━━ RECORDS PROVIDED

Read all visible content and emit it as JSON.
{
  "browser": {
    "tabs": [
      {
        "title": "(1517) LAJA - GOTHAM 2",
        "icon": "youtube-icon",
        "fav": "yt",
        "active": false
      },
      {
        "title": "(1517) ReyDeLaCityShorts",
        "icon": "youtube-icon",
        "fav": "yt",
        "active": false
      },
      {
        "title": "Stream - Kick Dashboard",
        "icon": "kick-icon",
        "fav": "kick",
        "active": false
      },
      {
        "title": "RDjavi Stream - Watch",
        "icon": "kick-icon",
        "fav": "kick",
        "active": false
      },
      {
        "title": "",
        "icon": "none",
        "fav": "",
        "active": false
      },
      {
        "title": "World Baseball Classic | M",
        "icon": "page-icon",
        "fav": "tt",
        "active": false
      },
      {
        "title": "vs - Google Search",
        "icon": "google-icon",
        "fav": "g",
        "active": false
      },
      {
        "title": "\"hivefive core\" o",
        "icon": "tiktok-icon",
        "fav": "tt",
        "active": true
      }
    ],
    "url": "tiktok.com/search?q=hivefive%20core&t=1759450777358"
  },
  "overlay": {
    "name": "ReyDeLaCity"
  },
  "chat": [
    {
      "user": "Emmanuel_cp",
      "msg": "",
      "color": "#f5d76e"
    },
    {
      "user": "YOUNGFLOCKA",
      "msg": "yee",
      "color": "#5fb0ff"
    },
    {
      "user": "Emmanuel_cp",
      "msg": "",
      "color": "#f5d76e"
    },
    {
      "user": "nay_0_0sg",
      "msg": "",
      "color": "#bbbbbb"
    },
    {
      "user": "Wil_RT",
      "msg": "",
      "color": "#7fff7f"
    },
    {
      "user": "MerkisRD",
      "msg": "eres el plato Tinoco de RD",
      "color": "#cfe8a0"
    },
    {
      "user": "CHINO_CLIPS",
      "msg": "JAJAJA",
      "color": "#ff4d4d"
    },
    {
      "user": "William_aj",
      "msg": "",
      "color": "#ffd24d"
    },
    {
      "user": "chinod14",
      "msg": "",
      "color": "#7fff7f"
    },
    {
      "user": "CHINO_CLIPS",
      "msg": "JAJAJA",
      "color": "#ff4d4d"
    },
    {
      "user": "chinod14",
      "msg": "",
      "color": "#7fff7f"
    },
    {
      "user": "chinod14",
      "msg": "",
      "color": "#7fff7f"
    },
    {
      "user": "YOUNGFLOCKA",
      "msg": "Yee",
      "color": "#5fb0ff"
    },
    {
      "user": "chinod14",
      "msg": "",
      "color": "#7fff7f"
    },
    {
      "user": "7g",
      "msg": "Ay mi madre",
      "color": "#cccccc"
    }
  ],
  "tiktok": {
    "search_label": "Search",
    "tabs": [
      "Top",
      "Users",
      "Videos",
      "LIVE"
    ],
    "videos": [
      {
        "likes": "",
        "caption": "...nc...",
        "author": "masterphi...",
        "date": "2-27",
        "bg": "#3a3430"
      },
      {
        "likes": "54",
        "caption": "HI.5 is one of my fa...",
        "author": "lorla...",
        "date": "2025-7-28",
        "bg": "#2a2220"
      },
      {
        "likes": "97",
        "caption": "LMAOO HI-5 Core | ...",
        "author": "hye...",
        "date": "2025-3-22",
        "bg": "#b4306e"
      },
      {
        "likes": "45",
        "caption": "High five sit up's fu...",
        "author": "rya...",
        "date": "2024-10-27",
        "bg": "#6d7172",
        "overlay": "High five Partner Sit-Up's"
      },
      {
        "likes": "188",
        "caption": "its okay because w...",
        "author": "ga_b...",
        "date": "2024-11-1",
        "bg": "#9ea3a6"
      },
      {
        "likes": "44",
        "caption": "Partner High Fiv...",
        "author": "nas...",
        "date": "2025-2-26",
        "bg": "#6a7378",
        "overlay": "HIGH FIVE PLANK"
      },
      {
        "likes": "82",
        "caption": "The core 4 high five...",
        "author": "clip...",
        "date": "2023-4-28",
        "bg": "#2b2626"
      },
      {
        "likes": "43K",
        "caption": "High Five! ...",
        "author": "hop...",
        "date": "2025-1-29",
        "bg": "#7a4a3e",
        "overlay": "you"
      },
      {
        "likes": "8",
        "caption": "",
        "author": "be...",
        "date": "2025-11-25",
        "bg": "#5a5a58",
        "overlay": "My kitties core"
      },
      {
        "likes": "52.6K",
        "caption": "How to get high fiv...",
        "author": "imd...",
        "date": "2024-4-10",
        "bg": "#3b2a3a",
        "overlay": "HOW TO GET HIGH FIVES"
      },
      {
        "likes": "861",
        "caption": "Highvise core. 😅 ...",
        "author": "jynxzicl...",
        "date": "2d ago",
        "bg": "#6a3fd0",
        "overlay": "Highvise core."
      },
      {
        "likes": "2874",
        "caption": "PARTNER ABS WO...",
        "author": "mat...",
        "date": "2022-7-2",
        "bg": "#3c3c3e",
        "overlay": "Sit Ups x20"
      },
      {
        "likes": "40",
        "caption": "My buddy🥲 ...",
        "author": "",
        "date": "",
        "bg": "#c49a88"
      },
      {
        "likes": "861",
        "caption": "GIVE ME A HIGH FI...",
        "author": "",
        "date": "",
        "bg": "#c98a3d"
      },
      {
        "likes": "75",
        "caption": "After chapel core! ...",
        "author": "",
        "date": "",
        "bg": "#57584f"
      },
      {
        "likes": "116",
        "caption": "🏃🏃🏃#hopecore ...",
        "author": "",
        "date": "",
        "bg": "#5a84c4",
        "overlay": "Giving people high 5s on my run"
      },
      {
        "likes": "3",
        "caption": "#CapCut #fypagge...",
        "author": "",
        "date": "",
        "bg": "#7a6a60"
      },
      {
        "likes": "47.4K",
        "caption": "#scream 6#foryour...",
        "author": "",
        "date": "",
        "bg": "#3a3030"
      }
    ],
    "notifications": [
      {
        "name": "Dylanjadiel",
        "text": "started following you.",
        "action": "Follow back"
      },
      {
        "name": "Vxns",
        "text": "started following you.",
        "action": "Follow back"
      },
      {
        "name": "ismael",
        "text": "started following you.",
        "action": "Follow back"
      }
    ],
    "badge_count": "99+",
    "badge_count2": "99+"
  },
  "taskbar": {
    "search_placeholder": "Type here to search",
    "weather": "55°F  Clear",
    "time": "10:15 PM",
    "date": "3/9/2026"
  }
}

━━━━

▸ STATED TASK
Copy out each line of the material that holds the word "name".

▸ EXERCISE RESULT
    "name": "ReyDeLaCity"
        "name": "Dylanjadiel",
        "name": "Vxns",
        "name": "ismael",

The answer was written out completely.